◆ **PROBLEM**
Starting at the beginning of the material and stopping after the line that contains "- term-entry: 举证成果包", copy those lines again, replacing "term-zh" with "term-cn" and leaving everything else unchanged.

◆ **RECORDS PROVIDED**
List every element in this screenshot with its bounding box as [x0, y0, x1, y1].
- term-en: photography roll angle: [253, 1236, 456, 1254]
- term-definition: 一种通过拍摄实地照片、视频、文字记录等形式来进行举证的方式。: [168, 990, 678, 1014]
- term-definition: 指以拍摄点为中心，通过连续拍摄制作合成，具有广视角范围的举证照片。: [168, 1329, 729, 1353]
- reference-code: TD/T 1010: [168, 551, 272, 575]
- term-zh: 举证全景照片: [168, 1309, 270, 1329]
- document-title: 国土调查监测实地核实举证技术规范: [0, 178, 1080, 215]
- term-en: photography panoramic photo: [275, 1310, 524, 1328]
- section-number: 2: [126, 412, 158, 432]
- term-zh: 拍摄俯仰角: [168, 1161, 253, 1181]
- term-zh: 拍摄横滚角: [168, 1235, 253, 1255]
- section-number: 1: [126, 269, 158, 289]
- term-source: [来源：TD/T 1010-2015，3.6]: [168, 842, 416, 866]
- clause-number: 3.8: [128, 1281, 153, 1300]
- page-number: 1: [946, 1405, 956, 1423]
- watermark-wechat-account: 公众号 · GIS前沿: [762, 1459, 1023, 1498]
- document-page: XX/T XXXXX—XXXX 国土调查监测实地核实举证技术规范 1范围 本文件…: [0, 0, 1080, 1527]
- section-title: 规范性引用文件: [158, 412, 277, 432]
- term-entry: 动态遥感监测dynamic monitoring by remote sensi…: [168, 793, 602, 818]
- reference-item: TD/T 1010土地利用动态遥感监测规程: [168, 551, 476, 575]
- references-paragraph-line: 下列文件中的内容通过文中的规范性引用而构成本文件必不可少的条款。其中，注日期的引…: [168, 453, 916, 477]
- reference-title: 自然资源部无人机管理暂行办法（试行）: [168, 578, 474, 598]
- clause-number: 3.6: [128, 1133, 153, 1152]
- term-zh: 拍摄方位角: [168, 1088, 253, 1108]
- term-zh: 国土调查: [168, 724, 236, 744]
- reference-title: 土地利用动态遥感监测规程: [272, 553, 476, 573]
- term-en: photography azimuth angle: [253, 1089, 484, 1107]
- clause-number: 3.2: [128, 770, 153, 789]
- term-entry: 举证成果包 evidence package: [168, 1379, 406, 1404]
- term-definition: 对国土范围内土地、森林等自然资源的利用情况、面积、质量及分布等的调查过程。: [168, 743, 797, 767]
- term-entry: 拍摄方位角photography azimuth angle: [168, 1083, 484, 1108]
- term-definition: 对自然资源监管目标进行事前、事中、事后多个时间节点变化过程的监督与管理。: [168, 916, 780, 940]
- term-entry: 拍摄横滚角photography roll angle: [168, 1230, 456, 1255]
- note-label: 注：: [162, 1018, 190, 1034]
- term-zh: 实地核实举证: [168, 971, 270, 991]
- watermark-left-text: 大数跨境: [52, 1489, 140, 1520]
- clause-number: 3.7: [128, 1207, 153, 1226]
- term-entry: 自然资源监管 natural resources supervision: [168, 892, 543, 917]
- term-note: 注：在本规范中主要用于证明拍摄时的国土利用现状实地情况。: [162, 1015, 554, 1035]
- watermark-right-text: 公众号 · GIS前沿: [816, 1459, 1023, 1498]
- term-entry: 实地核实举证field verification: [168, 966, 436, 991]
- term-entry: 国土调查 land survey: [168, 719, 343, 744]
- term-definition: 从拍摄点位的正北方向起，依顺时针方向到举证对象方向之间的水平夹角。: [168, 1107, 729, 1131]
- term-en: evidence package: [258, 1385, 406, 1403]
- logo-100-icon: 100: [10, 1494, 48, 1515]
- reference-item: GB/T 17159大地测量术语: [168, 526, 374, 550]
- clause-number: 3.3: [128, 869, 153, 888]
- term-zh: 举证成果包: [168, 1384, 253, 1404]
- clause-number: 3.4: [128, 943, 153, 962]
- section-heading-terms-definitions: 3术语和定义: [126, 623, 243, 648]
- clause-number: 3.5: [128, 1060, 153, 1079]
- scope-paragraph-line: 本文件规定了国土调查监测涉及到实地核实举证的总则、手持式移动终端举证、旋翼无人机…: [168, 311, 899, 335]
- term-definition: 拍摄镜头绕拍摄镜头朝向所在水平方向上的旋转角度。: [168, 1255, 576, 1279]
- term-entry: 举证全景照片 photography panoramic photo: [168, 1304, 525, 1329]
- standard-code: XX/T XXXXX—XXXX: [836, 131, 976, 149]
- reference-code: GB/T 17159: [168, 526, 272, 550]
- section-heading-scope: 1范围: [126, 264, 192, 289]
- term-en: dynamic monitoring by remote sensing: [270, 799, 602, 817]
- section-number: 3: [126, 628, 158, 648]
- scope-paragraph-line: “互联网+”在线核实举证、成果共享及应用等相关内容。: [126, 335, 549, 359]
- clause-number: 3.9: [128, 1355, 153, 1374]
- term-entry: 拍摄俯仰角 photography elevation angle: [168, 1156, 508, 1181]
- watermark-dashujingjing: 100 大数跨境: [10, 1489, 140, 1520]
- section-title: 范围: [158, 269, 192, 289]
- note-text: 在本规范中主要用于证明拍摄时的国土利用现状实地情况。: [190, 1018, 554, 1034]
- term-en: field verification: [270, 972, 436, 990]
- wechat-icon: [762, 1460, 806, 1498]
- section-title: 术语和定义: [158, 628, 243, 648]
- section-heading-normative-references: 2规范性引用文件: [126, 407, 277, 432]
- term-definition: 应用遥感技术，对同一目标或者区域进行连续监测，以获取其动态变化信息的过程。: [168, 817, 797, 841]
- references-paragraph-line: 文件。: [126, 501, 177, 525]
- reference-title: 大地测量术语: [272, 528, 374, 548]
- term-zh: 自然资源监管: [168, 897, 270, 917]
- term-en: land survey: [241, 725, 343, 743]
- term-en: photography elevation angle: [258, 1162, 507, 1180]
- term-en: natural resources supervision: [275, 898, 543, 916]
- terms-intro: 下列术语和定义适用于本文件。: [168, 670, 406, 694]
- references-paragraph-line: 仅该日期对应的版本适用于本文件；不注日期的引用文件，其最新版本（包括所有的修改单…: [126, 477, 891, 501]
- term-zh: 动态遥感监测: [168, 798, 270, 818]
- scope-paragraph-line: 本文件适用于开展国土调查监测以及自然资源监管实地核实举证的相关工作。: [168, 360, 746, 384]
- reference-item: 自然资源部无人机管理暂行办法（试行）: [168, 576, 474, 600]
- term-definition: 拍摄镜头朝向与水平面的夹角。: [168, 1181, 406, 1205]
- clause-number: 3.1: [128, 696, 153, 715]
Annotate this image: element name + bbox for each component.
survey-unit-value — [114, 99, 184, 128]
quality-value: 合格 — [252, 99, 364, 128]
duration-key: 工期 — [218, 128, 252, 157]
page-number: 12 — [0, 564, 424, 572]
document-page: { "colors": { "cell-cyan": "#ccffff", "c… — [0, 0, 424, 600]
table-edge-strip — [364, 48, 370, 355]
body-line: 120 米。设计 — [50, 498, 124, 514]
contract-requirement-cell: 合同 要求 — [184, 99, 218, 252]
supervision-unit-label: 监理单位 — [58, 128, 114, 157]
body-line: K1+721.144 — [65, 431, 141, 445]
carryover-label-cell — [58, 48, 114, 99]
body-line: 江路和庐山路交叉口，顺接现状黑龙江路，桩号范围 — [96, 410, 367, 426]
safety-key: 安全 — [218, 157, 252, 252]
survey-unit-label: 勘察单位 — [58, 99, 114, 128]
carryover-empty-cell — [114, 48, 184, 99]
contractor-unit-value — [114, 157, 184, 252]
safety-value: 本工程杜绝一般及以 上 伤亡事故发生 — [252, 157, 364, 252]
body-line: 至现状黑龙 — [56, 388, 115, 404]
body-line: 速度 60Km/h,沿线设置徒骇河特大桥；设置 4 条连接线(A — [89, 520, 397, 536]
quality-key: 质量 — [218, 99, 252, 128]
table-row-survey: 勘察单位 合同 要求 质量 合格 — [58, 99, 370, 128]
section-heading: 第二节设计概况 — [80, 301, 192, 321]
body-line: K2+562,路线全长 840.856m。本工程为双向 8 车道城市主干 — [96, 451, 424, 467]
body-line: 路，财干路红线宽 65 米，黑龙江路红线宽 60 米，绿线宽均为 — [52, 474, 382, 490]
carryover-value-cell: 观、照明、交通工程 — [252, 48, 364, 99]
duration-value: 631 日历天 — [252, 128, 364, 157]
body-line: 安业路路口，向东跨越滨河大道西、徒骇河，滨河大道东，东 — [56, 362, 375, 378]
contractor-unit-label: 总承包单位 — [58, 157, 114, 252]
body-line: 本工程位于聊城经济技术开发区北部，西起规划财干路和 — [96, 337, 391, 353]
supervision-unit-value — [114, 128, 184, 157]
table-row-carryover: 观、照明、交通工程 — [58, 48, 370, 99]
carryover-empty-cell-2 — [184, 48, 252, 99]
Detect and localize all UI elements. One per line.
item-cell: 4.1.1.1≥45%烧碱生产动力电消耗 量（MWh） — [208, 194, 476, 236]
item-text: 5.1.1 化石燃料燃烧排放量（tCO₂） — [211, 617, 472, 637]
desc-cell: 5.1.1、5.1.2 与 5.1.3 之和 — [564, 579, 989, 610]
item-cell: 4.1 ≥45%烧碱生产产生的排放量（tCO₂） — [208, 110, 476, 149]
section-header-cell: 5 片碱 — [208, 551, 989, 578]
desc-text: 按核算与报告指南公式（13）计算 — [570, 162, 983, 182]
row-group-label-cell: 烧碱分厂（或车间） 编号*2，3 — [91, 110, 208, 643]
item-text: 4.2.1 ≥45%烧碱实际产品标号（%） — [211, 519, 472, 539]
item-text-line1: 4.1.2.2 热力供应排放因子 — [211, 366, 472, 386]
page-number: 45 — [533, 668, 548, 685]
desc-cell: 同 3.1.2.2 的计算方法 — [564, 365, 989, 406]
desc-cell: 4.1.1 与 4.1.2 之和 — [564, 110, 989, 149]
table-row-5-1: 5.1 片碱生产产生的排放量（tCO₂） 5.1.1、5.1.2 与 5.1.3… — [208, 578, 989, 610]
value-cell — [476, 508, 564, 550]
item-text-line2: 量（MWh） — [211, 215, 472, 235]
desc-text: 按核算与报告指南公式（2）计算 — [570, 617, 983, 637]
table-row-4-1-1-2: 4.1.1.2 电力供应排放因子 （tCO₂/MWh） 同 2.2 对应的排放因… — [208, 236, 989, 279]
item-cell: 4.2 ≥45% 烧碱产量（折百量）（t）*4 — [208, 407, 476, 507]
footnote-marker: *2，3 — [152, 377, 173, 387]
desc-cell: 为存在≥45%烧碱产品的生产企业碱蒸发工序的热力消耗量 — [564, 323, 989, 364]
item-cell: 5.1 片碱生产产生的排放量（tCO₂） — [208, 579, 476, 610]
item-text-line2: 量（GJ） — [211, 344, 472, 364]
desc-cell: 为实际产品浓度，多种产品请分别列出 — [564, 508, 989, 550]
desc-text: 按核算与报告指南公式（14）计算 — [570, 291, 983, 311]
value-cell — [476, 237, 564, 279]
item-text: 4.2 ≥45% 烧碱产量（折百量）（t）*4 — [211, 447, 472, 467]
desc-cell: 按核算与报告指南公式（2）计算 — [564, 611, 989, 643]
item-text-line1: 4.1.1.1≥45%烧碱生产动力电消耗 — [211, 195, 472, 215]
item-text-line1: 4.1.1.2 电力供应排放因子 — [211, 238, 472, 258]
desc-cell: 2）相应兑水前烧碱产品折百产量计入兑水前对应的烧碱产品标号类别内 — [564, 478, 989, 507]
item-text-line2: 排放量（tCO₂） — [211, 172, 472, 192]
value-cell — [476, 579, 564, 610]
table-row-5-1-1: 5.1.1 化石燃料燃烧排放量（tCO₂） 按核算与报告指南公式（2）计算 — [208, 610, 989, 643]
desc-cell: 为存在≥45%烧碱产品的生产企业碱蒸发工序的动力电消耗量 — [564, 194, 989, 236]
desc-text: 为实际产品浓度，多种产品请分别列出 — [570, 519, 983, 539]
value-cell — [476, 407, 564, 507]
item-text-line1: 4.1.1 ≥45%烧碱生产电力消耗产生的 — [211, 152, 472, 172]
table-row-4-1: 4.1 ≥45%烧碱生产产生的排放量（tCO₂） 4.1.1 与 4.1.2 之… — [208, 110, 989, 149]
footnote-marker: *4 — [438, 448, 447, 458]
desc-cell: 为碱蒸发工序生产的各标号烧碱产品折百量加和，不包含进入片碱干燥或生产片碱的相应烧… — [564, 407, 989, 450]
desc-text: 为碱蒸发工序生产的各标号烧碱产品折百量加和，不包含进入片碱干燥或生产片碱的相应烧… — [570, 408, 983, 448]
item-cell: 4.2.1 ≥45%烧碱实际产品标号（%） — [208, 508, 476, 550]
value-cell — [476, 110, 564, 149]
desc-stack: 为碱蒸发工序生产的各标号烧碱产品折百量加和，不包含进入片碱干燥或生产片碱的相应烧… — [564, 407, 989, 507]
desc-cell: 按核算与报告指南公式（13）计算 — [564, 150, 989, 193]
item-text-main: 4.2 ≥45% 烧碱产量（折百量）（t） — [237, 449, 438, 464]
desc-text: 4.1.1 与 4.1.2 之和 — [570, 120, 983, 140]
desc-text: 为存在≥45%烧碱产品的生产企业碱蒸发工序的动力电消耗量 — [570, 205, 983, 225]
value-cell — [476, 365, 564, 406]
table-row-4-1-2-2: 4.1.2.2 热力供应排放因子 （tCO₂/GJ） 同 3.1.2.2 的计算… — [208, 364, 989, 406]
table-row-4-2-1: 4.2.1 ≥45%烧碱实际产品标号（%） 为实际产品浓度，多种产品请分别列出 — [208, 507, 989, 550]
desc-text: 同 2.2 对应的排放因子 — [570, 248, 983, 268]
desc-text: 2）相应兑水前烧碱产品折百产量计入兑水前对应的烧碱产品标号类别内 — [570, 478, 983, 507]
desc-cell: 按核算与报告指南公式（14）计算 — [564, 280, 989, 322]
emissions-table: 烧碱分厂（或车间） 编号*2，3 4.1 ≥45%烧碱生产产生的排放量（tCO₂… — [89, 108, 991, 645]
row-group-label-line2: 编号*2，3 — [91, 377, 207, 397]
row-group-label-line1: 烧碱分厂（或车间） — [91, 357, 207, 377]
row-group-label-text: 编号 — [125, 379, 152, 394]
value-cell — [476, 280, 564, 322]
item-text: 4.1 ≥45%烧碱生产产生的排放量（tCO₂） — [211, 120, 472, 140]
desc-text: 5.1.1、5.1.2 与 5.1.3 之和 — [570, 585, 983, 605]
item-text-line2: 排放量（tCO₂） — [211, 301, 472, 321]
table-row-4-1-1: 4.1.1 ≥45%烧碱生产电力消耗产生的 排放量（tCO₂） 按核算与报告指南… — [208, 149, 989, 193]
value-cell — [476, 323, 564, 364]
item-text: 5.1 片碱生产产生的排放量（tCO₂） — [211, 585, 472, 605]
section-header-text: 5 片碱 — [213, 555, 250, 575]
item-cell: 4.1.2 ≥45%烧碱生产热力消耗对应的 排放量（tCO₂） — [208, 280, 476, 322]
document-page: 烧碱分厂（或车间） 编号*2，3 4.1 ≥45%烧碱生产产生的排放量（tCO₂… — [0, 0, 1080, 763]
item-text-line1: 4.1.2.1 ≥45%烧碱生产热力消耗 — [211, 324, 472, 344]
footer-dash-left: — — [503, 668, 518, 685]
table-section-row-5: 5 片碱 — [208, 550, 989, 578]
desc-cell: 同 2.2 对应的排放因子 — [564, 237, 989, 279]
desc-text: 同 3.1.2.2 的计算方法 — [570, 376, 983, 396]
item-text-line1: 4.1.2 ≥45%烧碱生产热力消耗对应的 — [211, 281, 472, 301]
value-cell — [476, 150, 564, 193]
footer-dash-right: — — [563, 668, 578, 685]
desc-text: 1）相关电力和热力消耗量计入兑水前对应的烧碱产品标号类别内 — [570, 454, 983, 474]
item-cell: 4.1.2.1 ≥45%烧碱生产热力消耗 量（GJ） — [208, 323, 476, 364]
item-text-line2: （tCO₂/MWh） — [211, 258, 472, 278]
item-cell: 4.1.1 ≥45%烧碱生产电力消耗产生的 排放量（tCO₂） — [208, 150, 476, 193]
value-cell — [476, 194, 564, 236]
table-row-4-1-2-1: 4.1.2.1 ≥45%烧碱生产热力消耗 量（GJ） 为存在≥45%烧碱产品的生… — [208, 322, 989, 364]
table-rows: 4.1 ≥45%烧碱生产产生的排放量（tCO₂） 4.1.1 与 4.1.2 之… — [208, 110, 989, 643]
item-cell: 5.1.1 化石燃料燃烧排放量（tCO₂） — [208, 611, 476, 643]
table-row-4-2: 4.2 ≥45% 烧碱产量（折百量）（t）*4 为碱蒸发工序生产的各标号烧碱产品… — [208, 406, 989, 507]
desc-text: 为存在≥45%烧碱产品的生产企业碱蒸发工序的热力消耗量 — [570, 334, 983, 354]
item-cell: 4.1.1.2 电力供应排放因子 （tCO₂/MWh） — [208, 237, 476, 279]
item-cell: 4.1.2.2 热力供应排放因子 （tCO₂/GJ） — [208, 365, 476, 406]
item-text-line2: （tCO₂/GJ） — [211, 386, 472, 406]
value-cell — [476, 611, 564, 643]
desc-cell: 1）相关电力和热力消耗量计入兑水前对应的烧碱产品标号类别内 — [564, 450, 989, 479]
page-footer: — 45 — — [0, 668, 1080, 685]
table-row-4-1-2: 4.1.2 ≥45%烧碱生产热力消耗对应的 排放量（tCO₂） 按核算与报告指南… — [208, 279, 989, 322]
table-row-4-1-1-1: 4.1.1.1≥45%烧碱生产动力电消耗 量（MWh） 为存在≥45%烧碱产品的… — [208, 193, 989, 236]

◆ **OUTPUT OF THE EXERCISE**
List every element in this screenshot with its bounding box as [x0, y0, x1, y1].
- term-en: photography roll angle: [253, 1236, 456, 1254]
- term-definition: 一种通过拍摄实地照片、视频、文字记录等形式来进行举证的方式。: [168, 990, 678, 1014]
- term-definition: 指以拍摄点为中心，通过连续拍摄制作合成，具有广视角范围的举证照片。: [168, 1329, 729, 1353]
- reference-code: TD/T 1010: [168, 551, 272, 575]
- term-cn: 举证全景照片: [168, 1309, 270, 1329]
- document-title: 国土调查监测实地核实举证技术规范: [0, 178, 1080, 215]
- term-en: photography panoramic photo: [275, 1310, 524, 1328]
- section-number: 2: [126, 412, 158, 432]
- term-cn: 拍摄俯仰角: [168, 1161, 253, 1181]
- term-cn: 拍摄横滚角: [168, 1235, 253, 1255]
- section-number: 1: [126, 269, 158, 289]
- term-source: [来源：TD/T 1010-2015，3.6]: [168, 842, 416, 866]
- clause-number: 3.8: [128, 1281, 153, 1300]
- page-number: 1: [946, 1405, 956, 1423]
- watermark-wechat-account: 公众号 · GIS前沿: [762, 1459, 1023, 1498]
- document-page: XX/T XXXXX—XXXX 国土调查监测实地核实举证技术规范 1范围 本文件…: [0, 0, 1080, 1527]
- section-title: 规范性引用文件: [158, 412, 277, 432]
- term-entry: 动态遥感监测dynamic monitoring by remote sensi…: [168, 793, 602, 818]
- reference-item: TD/T 1010土地利用动态遥感监测规程: [168, 551, 476, 575]
- references-paragraph-line: 下列文件中的内容通过文中的规范性引用而构成本文件必不可少的条款。其中，注日期的引…: [168, 453, 916, 477]
- reference-title: 自然资源部无人机管理暂行办法（试行）: [168, 578, 474, 598]
- clause-number: 3.6: [128, 1133, 153, 1152]
- term-cn: 拍摄方位角: [168, 1088, 253, 1108]
- term-cn: 国土调查: [168, 724, 236, 744]
- reference-title: 土地利用动态遥感监测规程: [272, 553, 476, 573]
- term-en: photography azimuth angle: [253, 1089, 484, 1107]
- clause-number: 3.2: [128, 770, 153, 789]
- term-entry: 举证成果包 evidence package: [168, 1379, 406, 1404]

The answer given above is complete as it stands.